From the entries that follow, list every line in which the string "this" appears.

··········

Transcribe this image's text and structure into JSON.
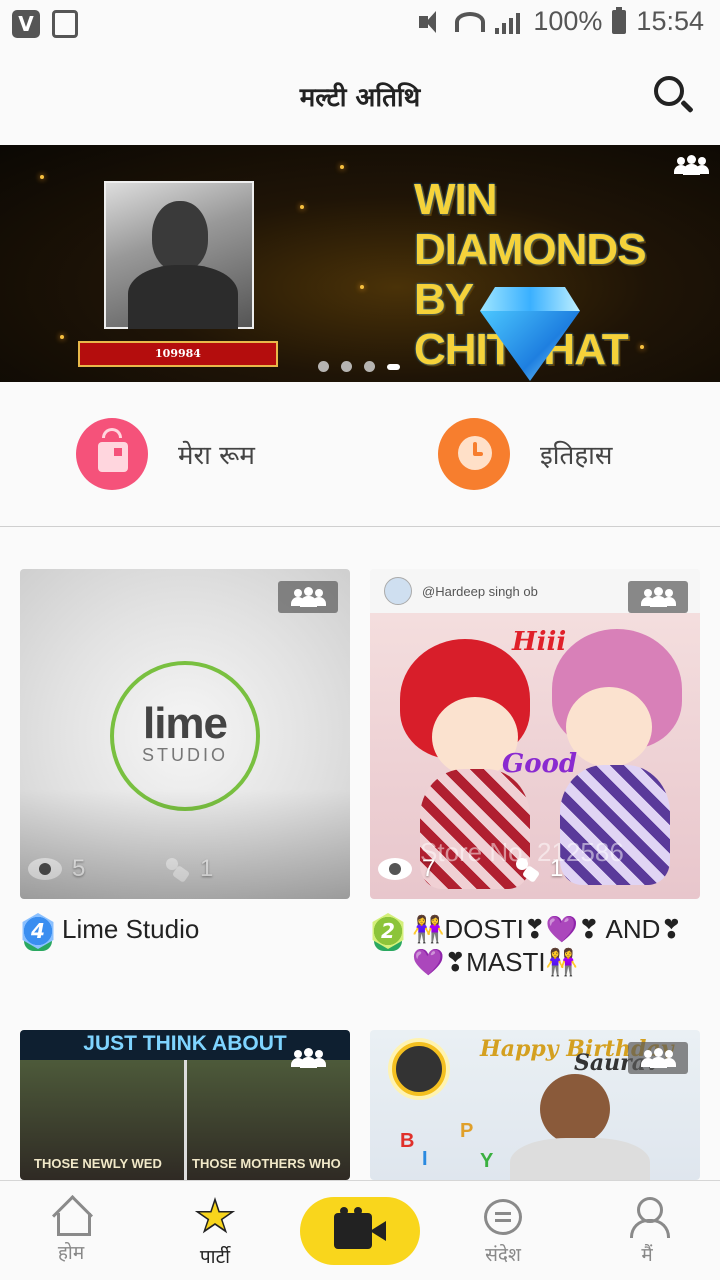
{
  "status_bar": {
    "battery": "100%",
    "time": "15:54",
    "left_icons": [
      "v-app-icon",
      "message-sync-icon"
    ],
    "right_icons": [
      "mute-icon",
      "wifi-icon",
      "signal-icon",
      "battery-icon"
    ]
  },
  "header": {
    "title": "मल्टी अतिथि",
    "search_icon": "search-icon"
  },
  "banner": {
    "headline_line1": "WIN DIAMONDS",
    "headline_line2": "BY CHITCHAT",
    "ribbon_id": "109984",
    "carousel_count": 4,
    "active_index": 3,
    "colors": {
      "headline": "#f5d23a",
      "ribbon": "#b40d0d"
    }
  },
  "quick_actions": [
    {
      "label": "मेरा रूम",
      "icon": "room-icon",
      "color": "#f5527a"
    },
    {
      "label": "इतिहास",
      "icon": "history-clock-icon",
      "color": "#f77e2e"
    }
  ],
  "rooms": [
    {
      "title": "Lime Studio",
      "level": "4",
      "viewers": "5",
      "speakers": "1",
      "art": {
        "word": "lime",
        "sub": "STUDIO"
      }
    },
    {
      "title": "👭DOSTI❣💜❣ AND❣💜❣MASTI👭",
      "level": "2",
      "viewers": "7",
      "speakers": "1",
      "art": {
        "handle": "@Hardeep singh ob",
        "hiii": "Hiii",
        "good": "Good",
        "watermark": "Store No. 212586"
      }
    },
    {
      "art": {
        "headline": "JUST THINK ABOUT",
        "cap_left": "THOSE NEWLY WED",
        "cap_right": "THOSE MOTHERS WHO"
      }
    },
    {
      "art": {
        "happy": "Happy Birthday",
        "name": "Saurav"
      }
    }
  ],
  "bottom_nav": {
    "items": [
      {
        "label": "होम",
        "icon": "home-icon"
      },
      {
        "label": "पार्टी",
        "icon": "star-icon",
        "active": true
      },
      {
        "label": "",
        "icon": "video-camera-icon"
      },
      {
        "label": "संदेश",
        "icon": "chat-bubble-icon"
      },
      {
        "label": "मैं",
        "icon": "user-icon"
      }
    ],
    "colors": {
      "accent": "#f9d61c"
    }
  }
}
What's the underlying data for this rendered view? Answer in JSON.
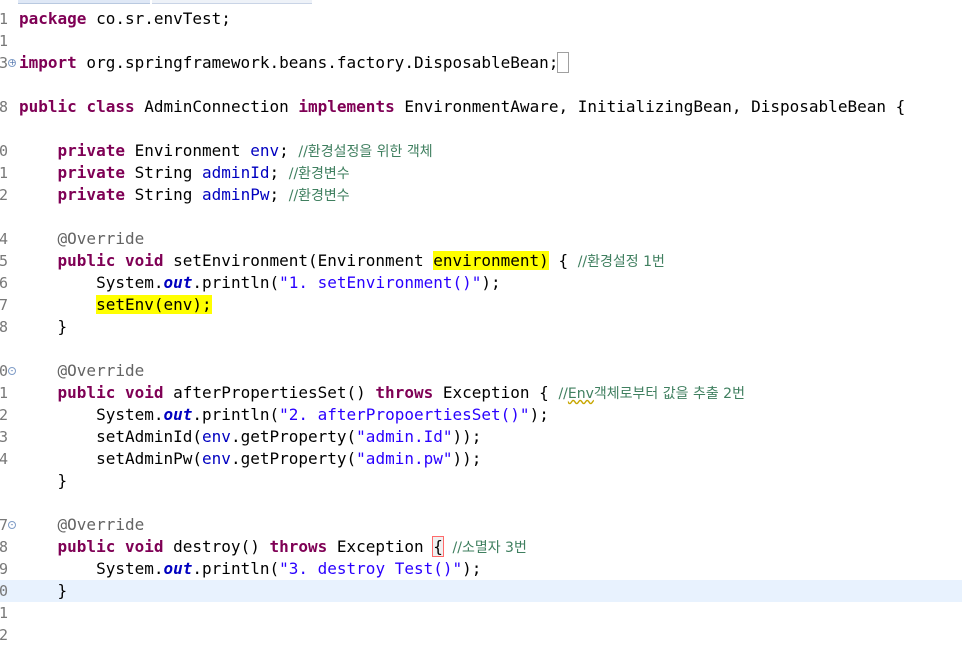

··········

RESPONSE BELOW —
Transcribe this image's text and structure into JSON.
What's the underlying data for this rendered view? Answer in JSON.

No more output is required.